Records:

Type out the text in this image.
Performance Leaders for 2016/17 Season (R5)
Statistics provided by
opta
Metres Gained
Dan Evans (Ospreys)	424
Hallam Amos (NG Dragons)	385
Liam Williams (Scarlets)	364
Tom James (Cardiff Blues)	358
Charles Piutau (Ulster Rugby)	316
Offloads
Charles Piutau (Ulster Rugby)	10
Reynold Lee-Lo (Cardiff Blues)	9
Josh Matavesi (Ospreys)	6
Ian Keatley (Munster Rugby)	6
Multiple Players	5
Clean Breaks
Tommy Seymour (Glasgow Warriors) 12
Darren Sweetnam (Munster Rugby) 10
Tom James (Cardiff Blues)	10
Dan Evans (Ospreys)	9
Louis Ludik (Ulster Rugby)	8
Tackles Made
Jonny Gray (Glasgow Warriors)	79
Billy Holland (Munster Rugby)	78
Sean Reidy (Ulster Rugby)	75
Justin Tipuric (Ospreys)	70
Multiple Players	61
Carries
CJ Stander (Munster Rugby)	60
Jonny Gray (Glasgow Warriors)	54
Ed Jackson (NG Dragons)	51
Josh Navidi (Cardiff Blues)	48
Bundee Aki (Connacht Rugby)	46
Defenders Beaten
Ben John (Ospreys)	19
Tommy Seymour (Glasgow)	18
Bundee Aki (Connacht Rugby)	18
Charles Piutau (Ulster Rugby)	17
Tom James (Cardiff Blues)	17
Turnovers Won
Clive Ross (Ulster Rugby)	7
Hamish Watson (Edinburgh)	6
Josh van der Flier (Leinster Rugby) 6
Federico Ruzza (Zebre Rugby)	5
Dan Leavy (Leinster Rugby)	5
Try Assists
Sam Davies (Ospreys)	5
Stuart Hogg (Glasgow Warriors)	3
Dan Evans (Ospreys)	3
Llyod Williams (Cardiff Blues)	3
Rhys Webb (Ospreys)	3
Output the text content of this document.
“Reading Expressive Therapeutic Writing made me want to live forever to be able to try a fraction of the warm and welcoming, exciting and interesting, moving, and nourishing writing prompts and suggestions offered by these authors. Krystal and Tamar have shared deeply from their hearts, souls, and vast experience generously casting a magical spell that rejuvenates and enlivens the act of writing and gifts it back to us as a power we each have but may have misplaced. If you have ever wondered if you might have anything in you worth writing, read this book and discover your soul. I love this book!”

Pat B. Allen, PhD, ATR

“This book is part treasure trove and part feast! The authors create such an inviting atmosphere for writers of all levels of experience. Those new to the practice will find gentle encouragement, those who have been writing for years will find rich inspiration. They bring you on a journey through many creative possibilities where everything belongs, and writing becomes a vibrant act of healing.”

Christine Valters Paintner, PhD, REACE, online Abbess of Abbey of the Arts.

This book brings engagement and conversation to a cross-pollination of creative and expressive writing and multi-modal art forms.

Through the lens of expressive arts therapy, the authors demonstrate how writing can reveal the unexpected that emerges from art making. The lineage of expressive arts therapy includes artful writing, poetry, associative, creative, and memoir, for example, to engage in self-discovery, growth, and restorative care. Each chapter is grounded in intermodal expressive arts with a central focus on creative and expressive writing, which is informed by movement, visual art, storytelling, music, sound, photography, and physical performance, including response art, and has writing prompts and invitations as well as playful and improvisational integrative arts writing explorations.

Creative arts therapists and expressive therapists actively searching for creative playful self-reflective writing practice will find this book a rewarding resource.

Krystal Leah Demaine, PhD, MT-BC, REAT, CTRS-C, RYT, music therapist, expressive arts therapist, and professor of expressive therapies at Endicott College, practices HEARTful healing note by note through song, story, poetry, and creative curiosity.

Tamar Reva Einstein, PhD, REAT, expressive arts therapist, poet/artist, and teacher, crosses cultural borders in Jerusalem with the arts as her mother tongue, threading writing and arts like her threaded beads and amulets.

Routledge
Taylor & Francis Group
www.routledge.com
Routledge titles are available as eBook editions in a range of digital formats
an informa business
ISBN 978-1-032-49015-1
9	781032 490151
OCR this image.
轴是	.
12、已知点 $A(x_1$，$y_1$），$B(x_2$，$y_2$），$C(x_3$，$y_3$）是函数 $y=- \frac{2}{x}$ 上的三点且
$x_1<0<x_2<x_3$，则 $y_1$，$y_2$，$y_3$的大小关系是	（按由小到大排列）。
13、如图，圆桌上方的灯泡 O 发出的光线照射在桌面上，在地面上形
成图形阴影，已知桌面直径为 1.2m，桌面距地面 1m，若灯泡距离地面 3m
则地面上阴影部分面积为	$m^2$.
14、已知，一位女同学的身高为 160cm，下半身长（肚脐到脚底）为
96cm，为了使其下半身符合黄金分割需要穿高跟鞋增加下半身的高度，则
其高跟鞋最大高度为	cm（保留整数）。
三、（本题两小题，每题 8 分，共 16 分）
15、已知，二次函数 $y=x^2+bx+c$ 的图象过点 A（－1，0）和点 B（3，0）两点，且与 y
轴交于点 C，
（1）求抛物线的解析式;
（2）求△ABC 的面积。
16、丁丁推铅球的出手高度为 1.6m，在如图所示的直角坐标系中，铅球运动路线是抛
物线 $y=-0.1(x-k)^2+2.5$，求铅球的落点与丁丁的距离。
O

### EXERCISE DIRECTIONS
Among the lines of the data, identify those with the word "self". Copy each of them.

### OUTPUT OF THE EXERCISE
Through the lens of expressive arts therapy, the authors demonstrate how writing can reveal the unexpected that emerges from art making. The lineage of expressive arts therapy includes artful writing, poetry, associative, creative, and memoir, for example, to engage in self-discovery, growth, and restorative care. Each chapter is grounded in intermodal expressive arts with a central focus on creative and expressive writing, which is informed by movement, visual art, storytelling, music, sound, photography, and physical performance, including response art, and has writing prompts and invitations as well as playful and improvisational integrative arts writing explorations.
Creative arts therapists and expressive therapists actively searching for creative playful self-reflective writing practice will find this book a rewarding resource.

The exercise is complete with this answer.